## Begin

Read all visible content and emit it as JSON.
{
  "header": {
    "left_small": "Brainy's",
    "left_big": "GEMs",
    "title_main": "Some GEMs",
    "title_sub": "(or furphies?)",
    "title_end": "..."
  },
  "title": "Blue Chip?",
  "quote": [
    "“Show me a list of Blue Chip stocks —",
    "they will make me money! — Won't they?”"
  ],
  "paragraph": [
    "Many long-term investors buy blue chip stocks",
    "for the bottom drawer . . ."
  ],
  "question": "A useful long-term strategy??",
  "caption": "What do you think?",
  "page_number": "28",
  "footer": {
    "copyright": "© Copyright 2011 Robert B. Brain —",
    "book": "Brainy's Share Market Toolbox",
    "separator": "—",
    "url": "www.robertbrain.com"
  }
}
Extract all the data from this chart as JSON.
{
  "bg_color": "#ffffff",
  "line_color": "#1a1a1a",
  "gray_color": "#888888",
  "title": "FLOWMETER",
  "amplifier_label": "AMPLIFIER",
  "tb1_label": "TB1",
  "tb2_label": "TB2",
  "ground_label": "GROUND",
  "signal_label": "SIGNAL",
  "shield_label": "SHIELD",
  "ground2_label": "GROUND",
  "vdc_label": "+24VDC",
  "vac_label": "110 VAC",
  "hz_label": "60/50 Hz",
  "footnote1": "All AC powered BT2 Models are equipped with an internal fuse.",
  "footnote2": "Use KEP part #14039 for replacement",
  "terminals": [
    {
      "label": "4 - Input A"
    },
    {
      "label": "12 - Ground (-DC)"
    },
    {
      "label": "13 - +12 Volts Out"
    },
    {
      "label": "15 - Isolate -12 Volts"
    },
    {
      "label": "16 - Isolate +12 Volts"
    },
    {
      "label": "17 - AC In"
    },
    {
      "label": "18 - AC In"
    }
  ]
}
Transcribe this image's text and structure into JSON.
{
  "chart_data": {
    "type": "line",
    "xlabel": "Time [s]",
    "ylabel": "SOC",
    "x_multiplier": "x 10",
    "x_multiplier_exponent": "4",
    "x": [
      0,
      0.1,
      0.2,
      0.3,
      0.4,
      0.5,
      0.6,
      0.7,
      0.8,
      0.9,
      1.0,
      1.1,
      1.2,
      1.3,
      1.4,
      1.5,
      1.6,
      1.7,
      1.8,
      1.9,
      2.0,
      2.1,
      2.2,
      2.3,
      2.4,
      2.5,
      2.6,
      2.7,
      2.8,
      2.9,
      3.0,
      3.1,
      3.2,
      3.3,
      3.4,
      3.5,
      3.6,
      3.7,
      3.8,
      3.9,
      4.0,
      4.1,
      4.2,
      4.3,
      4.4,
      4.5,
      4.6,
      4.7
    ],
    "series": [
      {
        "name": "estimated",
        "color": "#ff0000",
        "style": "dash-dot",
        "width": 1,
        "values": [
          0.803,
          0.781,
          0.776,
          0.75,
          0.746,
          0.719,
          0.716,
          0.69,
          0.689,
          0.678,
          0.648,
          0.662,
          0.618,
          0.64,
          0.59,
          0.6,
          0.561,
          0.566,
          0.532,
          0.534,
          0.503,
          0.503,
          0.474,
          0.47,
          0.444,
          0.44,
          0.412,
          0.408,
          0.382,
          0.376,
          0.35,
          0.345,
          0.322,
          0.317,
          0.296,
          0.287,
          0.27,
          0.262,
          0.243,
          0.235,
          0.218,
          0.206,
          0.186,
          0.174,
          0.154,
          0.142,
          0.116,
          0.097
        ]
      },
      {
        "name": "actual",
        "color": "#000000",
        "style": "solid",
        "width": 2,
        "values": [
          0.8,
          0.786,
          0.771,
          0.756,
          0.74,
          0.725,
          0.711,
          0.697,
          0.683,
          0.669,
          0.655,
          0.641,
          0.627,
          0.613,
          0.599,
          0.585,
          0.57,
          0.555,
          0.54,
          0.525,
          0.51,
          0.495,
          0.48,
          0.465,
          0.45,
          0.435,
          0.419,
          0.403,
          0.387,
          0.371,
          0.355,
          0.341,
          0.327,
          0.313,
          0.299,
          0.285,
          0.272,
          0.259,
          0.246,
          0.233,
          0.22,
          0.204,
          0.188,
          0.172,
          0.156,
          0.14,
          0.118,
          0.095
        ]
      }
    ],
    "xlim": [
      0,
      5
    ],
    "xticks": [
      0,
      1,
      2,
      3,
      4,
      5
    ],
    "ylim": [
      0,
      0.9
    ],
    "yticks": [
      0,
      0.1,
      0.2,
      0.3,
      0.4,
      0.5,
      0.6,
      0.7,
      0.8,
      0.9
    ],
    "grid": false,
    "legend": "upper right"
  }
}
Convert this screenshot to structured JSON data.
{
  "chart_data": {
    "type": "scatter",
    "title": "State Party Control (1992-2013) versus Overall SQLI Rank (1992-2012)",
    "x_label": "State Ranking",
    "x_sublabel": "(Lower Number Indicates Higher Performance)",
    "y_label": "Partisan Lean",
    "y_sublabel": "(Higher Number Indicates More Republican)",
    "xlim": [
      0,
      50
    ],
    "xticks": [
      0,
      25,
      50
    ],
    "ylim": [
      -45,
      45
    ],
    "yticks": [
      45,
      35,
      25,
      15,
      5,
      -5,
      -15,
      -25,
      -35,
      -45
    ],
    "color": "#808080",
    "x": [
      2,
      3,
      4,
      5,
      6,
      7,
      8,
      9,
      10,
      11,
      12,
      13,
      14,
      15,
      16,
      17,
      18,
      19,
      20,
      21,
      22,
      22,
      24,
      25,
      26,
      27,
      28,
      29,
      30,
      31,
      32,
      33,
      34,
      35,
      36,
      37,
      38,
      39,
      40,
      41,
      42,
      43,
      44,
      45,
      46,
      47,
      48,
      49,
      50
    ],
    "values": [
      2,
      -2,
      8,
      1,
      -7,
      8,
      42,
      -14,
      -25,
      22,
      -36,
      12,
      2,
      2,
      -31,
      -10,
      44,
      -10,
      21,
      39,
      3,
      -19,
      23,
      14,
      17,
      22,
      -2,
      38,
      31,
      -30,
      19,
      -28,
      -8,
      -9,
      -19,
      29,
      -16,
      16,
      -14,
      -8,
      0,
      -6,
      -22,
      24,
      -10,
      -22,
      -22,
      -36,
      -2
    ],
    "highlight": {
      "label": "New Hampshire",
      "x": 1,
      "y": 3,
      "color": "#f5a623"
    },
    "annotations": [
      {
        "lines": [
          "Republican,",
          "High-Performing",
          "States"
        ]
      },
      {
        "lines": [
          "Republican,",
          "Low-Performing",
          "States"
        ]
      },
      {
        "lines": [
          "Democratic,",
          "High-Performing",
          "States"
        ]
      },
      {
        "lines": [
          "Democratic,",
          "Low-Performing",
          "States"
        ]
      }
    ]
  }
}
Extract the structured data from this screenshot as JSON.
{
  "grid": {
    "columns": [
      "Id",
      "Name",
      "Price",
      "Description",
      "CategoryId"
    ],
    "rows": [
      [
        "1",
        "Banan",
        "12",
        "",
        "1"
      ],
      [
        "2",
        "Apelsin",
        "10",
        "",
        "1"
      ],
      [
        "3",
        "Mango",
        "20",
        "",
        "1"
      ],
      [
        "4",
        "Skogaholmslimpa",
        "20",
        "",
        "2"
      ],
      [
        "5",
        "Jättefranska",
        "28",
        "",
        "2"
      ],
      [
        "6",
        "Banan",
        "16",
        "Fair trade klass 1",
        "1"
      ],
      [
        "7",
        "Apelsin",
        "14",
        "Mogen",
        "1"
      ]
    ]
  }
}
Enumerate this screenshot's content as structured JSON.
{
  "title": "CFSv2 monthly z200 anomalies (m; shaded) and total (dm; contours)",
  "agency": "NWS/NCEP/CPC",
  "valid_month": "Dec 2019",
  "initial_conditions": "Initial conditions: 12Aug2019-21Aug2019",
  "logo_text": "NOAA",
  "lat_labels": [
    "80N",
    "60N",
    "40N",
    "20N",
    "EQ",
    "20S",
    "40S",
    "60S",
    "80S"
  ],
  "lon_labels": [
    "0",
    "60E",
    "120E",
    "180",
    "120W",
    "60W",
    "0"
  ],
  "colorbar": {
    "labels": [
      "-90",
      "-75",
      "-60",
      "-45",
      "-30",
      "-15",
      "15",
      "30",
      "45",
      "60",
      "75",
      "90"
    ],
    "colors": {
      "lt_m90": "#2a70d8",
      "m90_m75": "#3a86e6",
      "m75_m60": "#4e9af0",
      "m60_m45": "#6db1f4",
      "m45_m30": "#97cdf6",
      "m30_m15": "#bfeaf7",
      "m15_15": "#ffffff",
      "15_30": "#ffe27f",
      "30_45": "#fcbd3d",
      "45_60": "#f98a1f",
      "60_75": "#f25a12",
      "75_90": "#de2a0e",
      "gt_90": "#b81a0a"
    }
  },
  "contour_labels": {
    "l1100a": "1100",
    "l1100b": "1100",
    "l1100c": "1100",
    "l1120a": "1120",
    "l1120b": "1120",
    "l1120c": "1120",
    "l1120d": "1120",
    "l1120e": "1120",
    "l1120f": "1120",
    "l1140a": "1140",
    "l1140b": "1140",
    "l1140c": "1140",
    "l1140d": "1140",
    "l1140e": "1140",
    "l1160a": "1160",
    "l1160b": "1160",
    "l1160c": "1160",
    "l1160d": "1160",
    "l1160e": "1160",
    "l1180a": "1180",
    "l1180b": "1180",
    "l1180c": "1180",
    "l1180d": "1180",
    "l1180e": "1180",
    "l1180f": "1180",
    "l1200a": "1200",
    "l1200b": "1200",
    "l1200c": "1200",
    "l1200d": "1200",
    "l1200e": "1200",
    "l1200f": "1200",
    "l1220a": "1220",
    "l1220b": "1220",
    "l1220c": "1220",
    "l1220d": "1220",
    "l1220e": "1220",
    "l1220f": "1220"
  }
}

## End

**Your instructions:** Copy and report every line where the word "stocks" is present.

**Correct response:**
    "“Show me a list of Blue Chip stocks —",
    "Many long-term investors buy blue chip stocks",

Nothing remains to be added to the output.